What you have to do.
Print every record below exactly as written.

Material provided.

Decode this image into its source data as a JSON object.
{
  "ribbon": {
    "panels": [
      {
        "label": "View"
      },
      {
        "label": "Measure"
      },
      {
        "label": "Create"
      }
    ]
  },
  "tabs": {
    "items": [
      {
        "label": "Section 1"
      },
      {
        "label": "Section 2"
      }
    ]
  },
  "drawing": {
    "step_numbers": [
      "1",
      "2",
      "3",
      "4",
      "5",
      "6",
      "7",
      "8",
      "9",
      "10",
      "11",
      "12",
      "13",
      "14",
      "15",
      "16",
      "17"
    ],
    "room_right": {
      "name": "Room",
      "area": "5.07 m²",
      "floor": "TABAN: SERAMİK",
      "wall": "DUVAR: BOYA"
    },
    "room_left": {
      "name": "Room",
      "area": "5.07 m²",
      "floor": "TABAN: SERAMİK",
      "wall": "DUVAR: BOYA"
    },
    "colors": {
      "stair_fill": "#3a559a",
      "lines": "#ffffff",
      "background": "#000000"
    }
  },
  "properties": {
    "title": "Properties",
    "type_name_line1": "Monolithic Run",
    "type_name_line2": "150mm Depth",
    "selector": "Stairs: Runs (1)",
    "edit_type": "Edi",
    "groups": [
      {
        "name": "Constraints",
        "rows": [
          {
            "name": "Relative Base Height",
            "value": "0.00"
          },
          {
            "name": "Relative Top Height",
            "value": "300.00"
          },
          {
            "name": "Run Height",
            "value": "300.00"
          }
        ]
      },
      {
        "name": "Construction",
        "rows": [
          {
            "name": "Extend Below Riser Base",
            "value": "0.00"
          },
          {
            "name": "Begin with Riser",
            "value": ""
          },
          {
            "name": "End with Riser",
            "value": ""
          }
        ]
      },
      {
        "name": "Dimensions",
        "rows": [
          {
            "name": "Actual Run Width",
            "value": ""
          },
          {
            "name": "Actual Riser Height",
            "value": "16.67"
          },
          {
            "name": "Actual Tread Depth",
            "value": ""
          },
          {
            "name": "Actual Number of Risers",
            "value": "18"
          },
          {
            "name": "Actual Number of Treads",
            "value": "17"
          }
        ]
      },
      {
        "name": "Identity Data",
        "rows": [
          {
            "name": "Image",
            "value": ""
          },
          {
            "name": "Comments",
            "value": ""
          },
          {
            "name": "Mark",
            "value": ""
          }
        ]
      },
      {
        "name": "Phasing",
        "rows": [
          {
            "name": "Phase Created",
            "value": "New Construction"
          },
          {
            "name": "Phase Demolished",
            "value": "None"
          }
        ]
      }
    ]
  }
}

Final answer.
Decode this image into its source data as a JSON object.
{
  "ribbon": {
    "panels": [
      {
        "label": "View"
      },
      {
        "label": "Measure"
      },
      {
        "label": "Create"
      }
    ]
  },
  "tabs": {
    "items": [
      {
        "label": "Section 1"
      },
      {
        "label": "Section 2"
      }
    ]
  },
  "drawing": {
    "step_numbers": [
      "1",
      "2",
      "3",
      "4",
      "5",
      "6",
      "7",
      "8",
      "9",
      "10",
      "11",
      "12",
      "13",
      "14",
      "15",
      "16",
      "17"
    ],
    "room_right": {
      "name": "Room",
      "area": "5.07 m²",
      "floor": "TABAN: SERAMİK",
      "wall": "DUVAR: BOYA"
    },
    "room_left": {
      "name": "Room",
      "area": "5.07 m²",
      "floor": "TABAN: SERAMİK",
      "wall": "DUVAR: BOYA"
    },
    "colors": {
      "stair_fill": "#3a559a",
      "lines": "#ffffff",
      "background": "#000000"
    }
  },
  "properties": {
    "title": "Properties",
    "type_name_line1": "Monolithic Run",
    "type_name_line2": "150mm Depth",
    "selector": "Stairs: Runs (1)",
    "edit_type": "Edi",
    "groups": [
      {
        "name": "Constraints",
        "rows": [
          {
            "name": "Relative Base Height",
            "value": "0.00"
          },
          {
            "name": "Relative Top Height",
            "value": "300.00"
          },
          {
            "name": "Run Height",
            "value": "300.00"
          }
        ]
      },
      {
        "name": "Construction",
        "rows": [
          {
            "name": "Extend Below Riser Base",
            "value": "0.00"
          },
          {
            "name": "Begin with Riser",
            "value": ""
          },
          {
            "name": "End with Riser",
            "value": ""
          }
        ]
      },
      {
        "name": "Dimensions",
        "rows": [
          {
            "name": "Actual Run Width",
            "value": ""
          },
          {
            "name": "Actual Riser Height",
            "value": "16.67"
          },
          {
            "name": "Actual Tread Depth",
            "value": ""
          },
          {
            "name": "Actual Number of Risers",
            "value": "18"
          },
          {
            "name": "Actual Number of Treads",
            "value": "17"
          }
        ]
      },
      {
        "name": "Identity Data",
        "rows": [
          {
            "name": "Image",
            "value": ""
          },
          {
            "name": "Comments",
            "value": ""
          },
          {
            "name": "Mark",
            "value": ""
          }
        ]
      },
      {
        "name": "Phasing",
        "rows": [
          {
            "name": "Phase Created",
            "value": "New Construction"
          },
          {
            "name": "Phase Demolished",
            "value": "None"
          }
        ]
      }
    ]
  }
}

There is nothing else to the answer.